First it helps to know the law. As far as I know "composition" in terms of the law is melody and harmony. So if you rip that you're in real trouble. Second the law isn't absolute so if it's recognized as something that's under copyright you still may be in trouble. (please somebody more knowledgeable than me on this chime in>)

Here's my rule of thumb(s):

Can't put a copyright on orchestration. There's only so many instruments so rip away.

Can't put a copyright on form so rip that from the temp track too.

Can't put a copyright on tempo so rip it good.

But most importantly remember that usually they temp with what they feel and the specific music isn't as important to them as the actual feel of the music. So try to understand why they picked the music that they did. Sometimes the answers will be as silly as they thought one drum sounded pretty cool to picture. But usually more general as they just think it's the right mood.

But above all nothing is worse than just copying the temp track with little understanding of what you're doing. I've never done that so if you want to do that I'd suggest calling Tyler Bates for a few pointers.

Jose


----------



## Patrick de Caumette (Aug 19, 2007)

Here's a safe tip :D 

Load the audio file of the temp piece in your sequencer (it can be a low res mp3, audio quality doesn't really matter)
Use whatever tempo tool you have in your sequencer to map out the exact flow of the temp track, measure by measure so that when you come up with your original lines, the flow of your piece will exactly match the flow of the temp.
The film has probably been edited already so the cool thing is that with this method your music will fall exactly on the edits.

It's a small tip but it goes a long way to channel your music in the right direction without stealing any line...etc
The other added benefit, in the event that the temp is a great performance ( :mrgreen: ) is that you now have a wonderfully dynamic groove to your piece.


----------



## JonFairhurst (Aug 20, 2007)

I would think the most important thing to know would be what they would improve about the temp track. What mood does it miss? Where is it weak? That gives you a chance to do better than the temp, rather than just try to match it.


----------



## nikolas (Aug 20, 2007)

I would assume that the temp track is... temp because the "mood", or "aesthetics" are good there.

Problems and tasks:
1. Answer these questions from the temp track thread:
(a) According to Jose, what two things count as "composition" in terms of the law?
(b) What does Patrick de Caumette say doesn't really matter for the audio file loaded into the sequencer?
(c) What two questions does JonFairhurst ask about the temp track?
2. Decide whether each statement agrees with the temp track thread. Answer yes or no, and quote the words from the thread that settle it.
(a) Jose says orchestration can be copyrighted.
(b) Patrick de Caumette says his method makes the music fall exactly on the edits.
(c) nikolas posted on Aug 19, 2007.
Rely only on the temp track thread for your answers.

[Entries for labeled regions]

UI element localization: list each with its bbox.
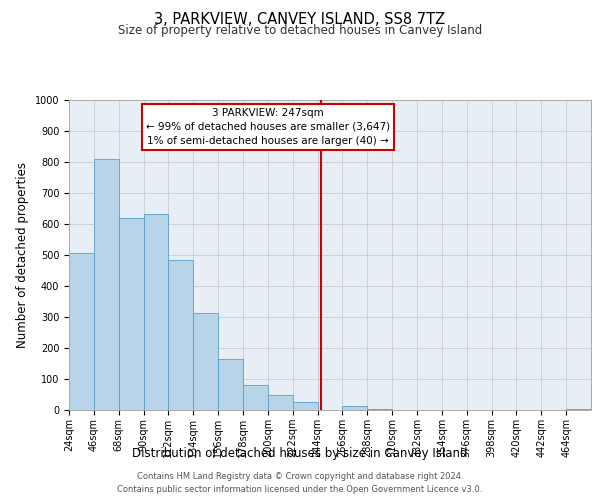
Bar bbox=[343, 406, 367, 410]
Text: 3, PARKVIEW, CANVEY ISLAND, SS8 7TZ: 3, PARKVIEW, CANVEY ISLAND, SS8 7TZ bbox=[154, 12, 446, 28]
Bar bbox=[169, 260, 193, 410]
Text: Size of property relative to detached houses in Canvey Island: Size of property relative to detached ho… bbox=[118, 24, 482, 37]
Bar bbox=[293, 402, 317, 410]
Bar bbox=[94, 159, 119, 410]
Text: 3 PARKVIEW: 247sqm
← 99% of detached houses are smaller (3,647)
1% of semi-detac: 3 PARKVIEW: 247sqm ← 99% of detached hou… bbox=[146, 108, 390, 146]
Y-axis label: Number of detached properties: Number of detached properties bbox=[16, 162, 29, 348]
Bar bbox=[69, 254, 94, 410]
Bar bbox=[143, 214, 169, 410]
Bar bbox=[119, 218, 143, 410]
Bar bbox=[367, 409, 392, 410]
Bar bbox=[566, 409, 591, 410]
Bar bbox=[268, 396, 293, 410]
Bar bbox=[193, 313, 218, 410]
Bar bbox=[218, 360, 243, 410]
Text: Contains HM Land Registry data © Crown copyright and database right 2024.
Contai: Contains HM Land Registry data © Crown c… bbox=[118, 472, 482, 494]
Text: Distribution of detached houses by size in Canvey Island: Distribution of detached houses by size … bbox=[132, 448, 468, 460]
Bar bbox=[243, 385, 268, 410]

Answers provided:
1.
(a) Melody and harmony.
(b) Audio quality.
(c) "What mood does it miss?" and "Where is it weak?"

2.
(a) No: "Can't put a copyright on orchestration."
(b) Yes: "with this method your music will fall exactly on the edits."
(c) No: "nikolas (Aug 20, 2007)"